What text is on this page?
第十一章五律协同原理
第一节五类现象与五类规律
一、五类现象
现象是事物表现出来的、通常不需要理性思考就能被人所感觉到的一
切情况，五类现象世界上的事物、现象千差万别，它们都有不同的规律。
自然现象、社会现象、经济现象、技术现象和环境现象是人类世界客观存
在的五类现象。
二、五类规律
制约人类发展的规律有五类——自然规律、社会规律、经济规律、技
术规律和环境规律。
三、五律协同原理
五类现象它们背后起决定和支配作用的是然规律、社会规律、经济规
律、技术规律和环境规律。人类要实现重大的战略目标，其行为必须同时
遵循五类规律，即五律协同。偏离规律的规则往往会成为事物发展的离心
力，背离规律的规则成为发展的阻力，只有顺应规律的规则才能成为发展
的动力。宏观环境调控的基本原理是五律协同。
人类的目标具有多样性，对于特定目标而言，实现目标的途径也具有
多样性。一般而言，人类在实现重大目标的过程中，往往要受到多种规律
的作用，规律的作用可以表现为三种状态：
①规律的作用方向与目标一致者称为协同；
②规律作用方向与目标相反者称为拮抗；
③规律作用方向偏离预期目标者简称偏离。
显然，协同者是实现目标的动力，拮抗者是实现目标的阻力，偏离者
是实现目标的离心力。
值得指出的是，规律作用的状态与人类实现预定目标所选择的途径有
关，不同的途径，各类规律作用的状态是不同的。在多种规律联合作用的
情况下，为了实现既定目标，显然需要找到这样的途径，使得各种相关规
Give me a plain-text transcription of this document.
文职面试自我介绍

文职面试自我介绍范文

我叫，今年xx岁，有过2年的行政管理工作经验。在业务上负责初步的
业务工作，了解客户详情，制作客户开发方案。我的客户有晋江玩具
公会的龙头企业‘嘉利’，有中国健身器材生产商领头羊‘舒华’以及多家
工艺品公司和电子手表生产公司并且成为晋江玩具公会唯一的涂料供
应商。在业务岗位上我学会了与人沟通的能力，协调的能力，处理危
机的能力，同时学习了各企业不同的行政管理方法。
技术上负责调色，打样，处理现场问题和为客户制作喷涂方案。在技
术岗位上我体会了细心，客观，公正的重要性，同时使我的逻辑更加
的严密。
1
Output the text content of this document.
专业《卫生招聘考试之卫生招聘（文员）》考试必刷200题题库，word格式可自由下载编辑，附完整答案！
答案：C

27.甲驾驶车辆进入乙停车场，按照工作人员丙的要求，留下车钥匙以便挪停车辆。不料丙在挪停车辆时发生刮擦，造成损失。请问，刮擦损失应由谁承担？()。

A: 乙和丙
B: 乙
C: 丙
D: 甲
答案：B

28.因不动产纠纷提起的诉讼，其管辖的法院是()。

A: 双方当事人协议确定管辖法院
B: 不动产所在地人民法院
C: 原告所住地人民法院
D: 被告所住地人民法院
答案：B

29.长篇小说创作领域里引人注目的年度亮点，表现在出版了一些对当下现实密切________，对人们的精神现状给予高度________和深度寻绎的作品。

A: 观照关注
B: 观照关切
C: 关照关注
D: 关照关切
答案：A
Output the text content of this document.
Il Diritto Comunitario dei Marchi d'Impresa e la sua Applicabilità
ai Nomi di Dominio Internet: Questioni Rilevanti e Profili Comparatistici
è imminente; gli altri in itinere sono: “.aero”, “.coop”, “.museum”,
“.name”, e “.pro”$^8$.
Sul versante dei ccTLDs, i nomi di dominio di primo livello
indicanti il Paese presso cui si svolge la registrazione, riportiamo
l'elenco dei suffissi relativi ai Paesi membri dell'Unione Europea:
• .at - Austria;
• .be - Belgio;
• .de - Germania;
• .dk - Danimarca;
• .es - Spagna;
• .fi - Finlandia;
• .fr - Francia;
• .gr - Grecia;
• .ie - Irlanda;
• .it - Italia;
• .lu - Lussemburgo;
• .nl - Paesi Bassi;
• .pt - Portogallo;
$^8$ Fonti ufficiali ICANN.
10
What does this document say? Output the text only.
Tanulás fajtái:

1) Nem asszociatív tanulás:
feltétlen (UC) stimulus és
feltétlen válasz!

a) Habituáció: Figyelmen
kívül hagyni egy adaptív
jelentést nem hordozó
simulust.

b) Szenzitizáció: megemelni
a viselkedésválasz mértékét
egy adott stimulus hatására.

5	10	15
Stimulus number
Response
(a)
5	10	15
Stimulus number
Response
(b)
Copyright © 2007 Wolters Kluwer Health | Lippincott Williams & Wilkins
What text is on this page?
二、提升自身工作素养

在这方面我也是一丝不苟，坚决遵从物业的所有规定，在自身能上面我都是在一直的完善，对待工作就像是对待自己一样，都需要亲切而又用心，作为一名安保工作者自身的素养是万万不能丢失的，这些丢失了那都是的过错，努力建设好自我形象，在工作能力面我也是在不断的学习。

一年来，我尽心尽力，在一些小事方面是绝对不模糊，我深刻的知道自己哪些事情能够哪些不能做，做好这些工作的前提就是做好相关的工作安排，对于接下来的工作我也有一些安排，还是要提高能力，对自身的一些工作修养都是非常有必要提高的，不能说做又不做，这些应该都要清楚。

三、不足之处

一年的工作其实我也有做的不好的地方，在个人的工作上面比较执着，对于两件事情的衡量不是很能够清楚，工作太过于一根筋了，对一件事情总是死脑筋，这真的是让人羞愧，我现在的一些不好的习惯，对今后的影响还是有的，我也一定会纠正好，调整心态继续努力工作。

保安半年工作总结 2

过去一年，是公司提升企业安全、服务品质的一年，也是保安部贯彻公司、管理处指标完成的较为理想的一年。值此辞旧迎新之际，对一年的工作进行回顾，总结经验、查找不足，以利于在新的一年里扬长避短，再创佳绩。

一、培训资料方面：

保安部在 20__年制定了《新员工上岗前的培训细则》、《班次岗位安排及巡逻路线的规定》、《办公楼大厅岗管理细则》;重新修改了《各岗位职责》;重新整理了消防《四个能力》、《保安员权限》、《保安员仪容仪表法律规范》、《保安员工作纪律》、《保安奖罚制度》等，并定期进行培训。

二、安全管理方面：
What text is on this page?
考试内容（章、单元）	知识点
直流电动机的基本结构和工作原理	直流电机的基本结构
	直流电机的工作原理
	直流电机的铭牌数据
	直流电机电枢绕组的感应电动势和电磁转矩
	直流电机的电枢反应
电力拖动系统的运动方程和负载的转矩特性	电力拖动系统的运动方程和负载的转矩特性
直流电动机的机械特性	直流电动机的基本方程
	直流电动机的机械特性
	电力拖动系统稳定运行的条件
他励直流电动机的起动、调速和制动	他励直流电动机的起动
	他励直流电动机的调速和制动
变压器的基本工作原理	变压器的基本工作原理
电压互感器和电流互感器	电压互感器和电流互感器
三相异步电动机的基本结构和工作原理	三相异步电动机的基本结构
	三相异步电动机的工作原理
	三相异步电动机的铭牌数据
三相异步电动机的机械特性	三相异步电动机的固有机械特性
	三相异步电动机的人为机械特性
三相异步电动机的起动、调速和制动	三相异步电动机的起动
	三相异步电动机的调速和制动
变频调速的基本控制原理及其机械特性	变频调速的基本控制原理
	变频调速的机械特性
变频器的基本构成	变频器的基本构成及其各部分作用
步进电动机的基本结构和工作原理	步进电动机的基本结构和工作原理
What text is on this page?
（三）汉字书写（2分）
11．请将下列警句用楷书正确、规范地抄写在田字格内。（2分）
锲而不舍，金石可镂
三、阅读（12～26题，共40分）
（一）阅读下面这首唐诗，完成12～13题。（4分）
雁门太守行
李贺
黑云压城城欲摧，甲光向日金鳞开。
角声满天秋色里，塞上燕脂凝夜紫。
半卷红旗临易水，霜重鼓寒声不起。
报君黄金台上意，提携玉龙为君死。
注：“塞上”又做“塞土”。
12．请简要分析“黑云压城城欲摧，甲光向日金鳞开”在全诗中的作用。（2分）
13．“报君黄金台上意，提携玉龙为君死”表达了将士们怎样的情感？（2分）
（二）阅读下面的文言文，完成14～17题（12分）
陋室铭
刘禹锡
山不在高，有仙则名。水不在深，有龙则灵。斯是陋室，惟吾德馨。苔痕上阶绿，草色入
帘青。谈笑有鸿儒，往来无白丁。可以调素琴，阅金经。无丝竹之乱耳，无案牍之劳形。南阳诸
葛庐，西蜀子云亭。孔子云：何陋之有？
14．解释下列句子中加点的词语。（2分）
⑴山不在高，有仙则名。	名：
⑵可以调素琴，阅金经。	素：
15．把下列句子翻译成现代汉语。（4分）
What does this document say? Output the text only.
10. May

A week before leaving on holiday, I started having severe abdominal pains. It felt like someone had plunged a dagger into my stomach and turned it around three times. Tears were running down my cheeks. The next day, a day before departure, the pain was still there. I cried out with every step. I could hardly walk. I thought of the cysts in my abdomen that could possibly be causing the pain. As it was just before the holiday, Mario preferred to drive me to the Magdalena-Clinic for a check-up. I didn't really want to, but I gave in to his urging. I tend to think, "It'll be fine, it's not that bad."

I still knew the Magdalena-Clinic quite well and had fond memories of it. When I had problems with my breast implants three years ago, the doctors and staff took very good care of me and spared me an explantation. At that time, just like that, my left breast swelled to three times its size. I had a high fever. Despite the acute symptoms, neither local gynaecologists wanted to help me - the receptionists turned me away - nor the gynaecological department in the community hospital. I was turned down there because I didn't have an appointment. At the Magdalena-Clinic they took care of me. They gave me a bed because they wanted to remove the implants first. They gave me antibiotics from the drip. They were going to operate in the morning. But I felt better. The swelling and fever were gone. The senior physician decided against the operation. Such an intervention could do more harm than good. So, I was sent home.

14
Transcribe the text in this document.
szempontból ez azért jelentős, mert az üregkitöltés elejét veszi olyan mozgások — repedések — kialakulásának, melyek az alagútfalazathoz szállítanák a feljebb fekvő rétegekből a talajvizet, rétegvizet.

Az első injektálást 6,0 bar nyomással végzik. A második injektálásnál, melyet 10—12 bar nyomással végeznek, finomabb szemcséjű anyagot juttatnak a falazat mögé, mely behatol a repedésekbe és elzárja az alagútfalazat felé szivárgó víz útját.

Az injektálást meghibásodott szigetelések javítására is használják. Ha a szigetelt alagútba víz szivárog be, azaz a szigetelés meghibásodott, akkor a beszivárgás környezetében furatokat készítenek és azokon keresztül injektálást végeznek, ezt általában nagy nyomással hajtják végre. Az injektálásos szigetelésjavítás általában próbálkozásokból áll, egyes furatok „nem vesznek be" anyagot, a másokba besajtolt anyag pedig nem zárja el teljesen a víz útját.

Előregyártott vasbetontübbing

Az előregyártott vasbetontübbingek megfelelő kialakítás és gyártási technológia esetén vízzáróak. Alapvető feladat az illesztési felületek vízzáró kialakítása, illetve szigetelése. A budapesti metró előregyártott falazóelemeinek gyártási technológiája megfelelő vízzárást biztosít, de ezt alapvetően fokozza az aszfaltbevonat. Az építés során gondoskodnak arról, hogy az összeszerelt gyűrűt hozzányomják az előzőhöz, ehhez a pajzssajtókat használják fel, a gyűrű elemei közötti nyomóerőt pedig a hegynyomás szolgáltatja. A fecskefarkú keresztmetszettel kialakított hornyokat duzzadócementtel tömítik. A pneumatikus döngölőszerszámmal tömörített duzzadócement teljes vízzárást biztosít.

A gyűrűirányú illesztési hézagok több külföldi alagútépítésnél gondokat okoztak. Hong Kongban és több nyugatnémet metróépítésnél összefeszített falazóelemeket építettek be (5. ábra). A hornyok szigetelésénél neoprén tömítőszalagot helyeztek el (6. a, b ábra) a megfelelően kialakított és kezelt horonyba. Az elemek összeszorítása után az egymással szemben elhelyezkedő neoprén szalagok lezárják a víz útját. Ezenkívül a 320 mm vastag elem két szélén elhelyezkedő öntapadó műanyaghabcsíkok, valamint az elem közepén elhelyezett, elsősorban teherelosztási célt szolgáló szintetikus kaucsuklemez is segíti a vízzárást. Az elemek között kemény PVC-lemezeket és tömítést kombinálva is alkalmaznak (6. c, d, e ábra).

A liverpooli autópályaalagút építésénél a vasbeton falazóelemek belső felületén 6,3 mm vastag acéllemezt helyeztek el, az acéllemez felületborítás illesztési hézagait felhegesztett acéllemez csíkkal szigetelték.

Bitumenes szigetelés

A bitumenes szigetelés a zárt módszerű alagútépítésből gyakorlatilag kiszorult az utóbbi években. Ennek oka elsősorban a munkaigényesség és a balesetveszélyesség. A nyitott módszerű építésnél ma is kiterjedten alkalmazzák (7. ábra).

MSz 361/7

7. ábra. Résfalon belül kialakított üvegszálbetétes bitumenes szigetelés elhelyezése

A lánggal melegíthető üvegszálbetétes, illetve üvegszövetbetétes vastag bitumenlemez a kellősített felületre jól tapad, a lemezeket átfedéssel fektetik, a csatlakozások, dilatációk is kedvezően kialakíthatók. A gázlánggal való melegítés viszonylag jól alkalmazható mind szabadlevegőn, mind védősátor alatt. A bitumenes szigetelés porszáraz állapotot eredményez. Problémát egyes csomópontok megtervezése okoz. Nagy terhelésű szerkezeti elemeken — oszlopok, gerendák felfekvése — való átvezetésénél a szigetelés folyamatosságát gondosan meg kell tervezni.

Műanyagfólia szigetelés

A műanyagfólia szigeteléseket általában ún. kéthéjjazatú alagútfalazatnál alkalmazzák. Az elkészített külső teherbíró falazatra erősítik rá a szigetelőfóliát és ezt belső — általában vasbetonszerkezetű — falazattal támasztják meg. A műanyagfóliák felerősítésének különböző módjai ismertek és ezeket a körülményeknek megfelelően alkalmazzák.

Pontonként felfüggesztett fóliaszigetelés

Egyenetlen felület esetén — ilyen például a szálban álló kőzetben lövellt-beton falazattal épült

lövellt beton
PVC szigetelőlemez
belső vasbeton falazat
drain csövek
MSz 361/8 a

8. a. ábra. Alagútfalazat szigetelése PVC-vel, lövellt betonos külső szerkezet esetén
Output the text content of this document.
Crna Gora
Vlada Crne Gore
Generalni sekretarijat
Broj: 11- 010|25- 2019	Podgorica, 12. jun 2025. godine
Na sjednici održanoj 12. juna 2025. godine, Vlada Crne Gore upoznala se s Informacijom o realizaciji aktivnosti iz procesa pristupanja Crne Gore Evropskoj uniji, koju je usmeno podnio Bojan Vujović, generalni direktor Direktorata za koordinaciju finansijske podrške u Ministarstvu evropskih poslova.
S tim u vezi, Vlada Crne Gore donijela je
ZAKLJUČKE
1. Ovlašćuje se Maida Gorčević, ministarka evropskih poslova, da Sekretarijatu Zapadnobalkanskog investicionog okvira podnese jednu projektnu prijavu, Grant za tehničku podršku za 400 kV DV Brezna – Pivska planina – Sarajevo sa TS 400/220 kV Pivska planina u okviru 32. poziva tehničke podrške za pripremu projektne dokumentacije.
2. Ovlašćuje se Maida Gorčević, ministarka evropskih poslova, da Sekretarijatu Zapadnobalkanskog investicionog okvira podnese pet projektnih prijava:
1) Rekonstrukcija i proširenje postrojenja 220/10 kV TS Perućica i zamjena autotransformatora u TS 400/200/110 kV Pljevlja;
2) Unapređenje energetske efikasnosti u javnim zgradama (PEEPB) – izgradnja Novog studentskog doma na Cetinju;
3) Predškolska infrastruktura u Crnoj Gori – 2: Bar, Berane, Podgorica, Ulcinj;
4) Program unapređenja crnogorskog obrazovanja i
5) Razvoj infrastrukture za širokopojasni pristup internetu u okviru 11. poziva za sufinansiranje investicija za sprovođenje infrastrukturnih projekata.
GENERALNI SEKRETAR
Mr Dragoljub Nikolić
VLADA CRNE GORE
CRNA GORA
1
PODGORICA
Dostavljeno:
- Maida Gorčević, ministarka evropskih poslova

============================================================

From the data above, copy each line that holds "lövellt".

Egyenetlen felület esetén — ilyen például a szálban álló kőzetben lövellt-beton falazattal épült
lövellt beton
8. a. ábra. Alagútfalazat szigetelése PVC-vel, lövellt betonos külső szerkezet esetén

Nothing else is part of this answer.